### [Task description]
Omit all pictures. Copy the rest of the material exactly.

** Begin Records **

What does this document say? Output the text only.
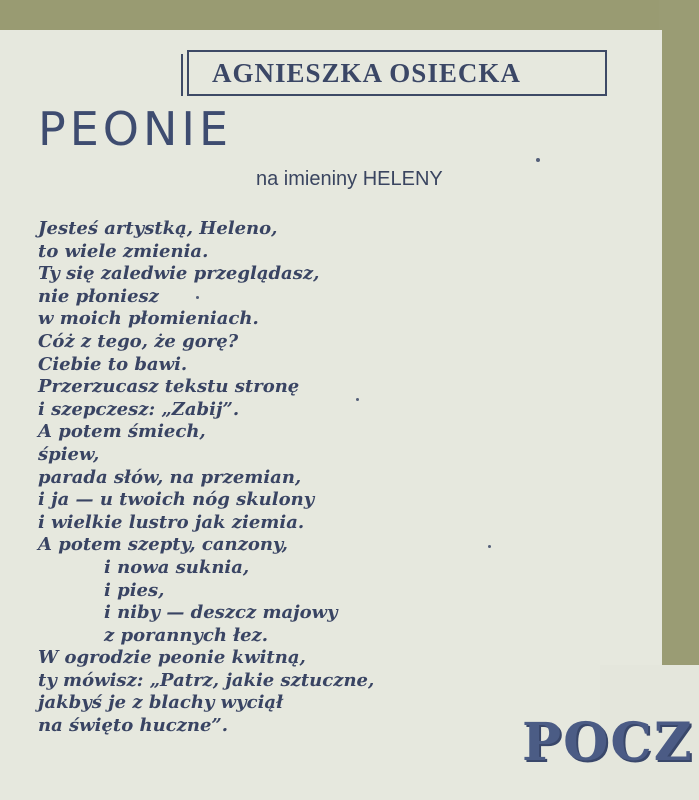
AGNIESZKA OSIECKA
PEONIE
na imieniny HELENY
Jesteś artystką, Heleno,
to wiele zmienia.
Ty się zaledwie przeglądasz,
nie płoniesz
w moich płomieniach.
Cóż z tego, że gorę?
Ciebie to bawi.
Przerzucasz tekstu stronę
i szepczesz: „Zabij”.
A potem śmiech,
śpiew,
parada słów, na przemian,
i ja — u twoich nóg skulony
i wielkie lustro jak ziemia.
A potem szepty, canzony,
i nowa suknia,
i pies,
i niby — deszcz majowy
z porannych łez.
W ogrodzie peonie kwitną,
ty mówisz: „Patrz, jakie sztuczne,
jakbyś je z blachy wyciął
na święto huczne”.	POCZ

** End Records **

### [Exercise result]
What does this document say? Output the text only.
AGNIESZKA OSIECKA
PEONIE
na imieniny HELENY
Jesteś artystką, Heleno,
to wiele zmienia.
Ty się zaledwie przeglądasz,
nie płoniesz
w moich płomieniach.
Cóż z tego, że gorę?
Ciebie to bawi.
Przerzucasz tekstu stronę
i szepczesz: „Zabij”.
A potem śmiech,
śpiew,
parada słów, na przemian,
i ja — u twoich nóg skulony
i wielkie lustro jak ziemia.
A potem szepty, canzony,
i nowa suknia,
i pies,
i niby — deszcz majowy
z porannych łez.
W ogrodzie peonie kwitną,
ty mówisz: „Patrz, jakie sztuczne,
jakbyś je z blachy wyciął
na święto huczne”.	POCZ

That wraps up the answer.